▼

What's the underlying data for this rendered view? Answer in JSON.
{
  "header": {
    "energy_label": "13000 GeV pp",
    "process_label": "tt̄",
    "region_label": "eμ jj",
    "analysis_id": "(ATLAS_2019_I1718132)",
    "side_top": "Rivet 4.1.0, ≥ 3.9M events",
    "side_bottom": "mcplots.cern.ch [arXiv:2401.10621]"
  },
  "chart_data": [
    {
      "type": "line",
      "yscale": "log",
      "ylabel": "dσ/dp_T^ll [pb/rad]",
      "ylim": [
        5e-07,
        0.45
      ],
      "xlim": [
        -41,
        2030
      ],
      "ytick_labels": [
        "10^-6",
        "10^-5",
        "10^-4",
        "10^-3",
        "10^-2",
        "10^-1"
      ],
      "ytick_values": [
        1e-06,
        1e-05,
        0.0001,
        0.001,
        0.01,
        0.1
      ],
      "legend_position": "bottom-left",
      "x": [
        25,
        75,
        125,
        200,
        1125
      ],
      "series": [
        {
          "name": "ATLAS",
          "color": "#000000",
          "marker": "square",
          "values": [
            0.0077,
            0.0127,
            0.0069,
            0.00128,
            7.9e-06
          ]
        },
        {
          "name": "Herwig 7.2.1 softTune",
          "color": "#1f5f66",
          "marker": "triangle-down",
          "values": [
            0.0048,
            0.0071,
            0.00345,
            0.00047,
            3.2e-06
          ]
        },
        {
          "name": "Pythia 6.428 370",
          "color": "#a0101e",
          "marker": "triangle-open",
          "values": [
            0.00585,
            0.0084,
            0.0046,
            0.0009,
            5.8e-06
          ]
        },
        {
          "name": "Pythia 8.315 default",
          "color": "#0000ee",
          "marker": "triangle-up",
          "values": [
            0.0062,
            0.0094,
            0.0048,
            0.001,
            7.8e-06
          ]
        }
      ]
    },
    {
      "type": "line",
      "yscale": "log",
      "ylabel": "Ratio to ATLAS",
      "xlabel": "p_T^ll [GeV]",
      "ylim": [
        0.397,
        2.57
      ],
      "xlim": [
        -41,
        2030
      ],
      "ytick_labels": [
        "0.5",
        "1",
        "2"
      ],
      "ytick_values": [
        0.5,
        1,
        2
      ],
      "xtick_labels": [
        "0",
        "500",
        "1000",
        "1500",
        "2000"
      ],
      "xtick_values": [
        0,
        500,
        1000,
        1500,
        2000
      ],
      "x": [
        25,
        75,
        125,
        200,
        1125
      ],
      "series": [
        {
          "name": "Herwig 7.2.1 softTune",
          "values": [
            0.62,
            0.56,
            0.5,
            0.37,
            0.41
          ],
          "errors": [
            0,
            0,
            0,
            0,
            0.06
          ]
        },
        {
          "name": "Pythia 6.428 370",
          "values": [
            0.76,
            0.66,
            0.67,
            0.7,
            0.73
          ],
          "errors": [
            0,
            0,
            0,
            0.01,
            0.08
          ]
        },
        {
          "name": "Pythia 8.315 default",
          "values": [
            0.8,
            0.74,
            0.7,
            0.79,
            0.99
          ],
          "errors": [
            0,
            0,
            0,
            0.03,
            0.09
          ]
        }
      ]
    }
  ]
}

▲
▼

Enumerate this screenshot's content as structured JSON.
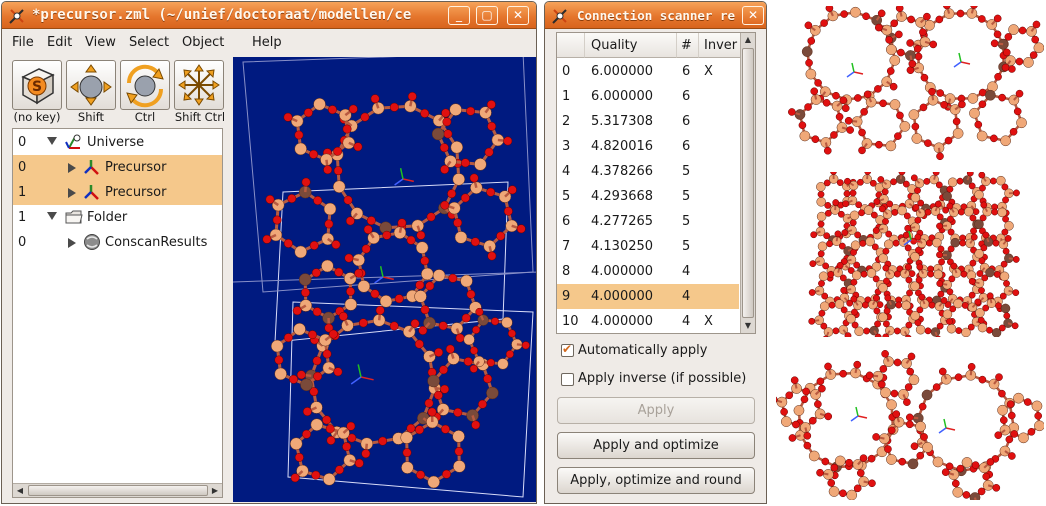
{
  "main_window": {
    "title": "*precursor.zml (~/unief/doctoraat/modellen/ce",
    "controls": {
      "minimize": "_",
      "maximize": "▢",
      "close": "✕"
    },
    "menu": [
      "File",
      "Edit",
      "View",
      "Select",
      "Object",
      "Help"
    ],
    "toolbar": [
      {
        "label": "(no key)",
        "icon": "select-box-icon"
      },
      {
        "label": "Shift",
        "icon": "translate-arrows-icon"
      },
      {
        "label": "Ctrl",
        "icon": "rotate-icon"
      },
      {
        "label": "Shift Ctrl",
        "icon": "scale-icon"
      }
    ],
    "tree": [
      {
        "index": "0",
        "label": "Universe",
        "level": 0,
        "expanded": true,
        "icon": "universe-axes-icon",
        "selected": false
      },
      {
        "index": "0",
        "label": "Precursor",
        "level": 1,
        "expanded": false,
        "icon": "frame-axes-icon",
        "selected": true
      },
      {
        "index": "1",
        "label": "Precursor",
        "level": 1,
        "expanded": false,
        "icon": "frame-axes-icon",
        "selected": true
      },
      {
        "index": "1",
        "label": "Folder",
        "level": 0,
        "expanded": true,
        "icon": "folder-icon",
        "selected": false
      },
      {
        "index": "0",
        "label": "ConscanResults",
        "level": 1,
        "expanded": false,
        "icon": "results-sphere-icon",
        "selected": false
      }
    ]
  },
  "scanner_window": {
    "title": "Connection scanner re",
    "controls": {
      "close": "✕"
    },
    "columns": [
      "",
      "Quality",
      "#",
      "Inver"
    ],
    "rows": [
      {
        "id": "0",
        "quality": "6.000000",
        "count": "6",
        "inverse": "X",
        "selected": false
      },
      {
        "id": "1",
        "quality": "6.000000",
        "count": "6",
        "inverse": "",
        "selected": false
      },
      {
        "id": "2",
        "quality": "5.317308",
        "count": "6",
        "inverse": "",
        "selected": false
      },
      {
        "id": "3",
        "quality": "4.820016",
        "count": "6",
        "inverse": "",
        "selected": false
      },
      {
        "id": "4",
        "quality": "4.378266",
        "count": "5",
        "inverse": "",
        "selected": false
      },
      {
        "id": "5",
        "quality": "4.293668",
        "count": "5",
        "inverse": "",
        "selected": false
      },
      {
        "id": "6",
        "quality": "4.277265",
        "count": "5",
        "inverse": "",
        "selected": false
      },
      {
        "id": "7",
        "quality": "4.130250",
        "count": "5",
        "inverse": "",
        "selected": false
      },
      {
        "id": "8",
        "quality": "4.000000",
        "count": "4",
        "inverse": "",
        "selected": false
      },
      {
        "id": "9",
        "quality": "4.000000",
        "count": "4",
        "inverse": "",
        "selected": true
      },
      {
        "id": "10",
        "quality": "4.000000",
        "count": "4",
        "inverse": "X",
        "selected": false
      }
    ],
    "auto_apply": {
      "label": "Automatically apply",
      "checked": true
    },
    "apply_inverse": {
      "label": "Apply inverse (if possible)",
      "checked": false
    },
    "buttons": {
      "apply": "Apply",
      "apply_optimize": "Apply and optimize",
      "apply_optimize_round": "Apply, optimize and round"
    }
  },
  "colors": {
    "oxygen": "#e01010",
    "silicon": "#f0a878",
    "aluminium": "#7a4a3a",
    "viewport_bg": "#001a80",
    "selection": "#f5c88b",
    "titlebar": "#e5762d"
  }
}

▲
▼

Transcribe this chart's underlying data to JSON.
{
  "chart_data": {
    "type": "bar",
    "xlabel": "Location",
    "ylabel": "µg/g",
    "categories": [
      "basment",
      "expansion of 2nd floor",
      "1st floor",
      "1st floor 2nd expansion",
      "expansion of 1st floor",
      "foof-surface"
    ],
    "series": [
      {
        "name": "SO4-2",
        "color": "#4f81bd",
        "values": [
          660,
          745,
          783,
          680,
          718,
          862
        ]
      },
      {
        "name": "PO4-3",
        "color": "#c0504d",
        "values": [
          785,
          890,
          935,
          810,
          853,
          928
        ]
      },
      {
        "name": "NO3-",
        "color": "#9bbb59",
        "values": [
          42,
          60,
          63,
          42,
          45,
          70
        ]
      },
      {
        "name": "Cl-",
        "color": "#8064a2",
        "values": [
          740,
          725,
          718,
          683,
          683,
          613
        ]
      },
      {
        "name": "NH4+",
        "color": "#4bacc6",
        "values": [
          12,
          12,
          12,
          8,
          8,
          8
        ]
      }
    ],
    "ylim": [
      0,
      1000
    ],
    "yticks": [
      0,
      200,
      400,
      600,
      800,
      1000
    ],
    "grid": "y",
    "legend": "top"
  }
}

▲

• To be done:
Collect every line with the string "JSON" from the records, and copy each.

• Result for this task:
What's the underlying data for this rendered view? Answer in JSON.
Enumerate this screenshot's content as structured JSON.
Transcribe this chart's underlying data to JSON.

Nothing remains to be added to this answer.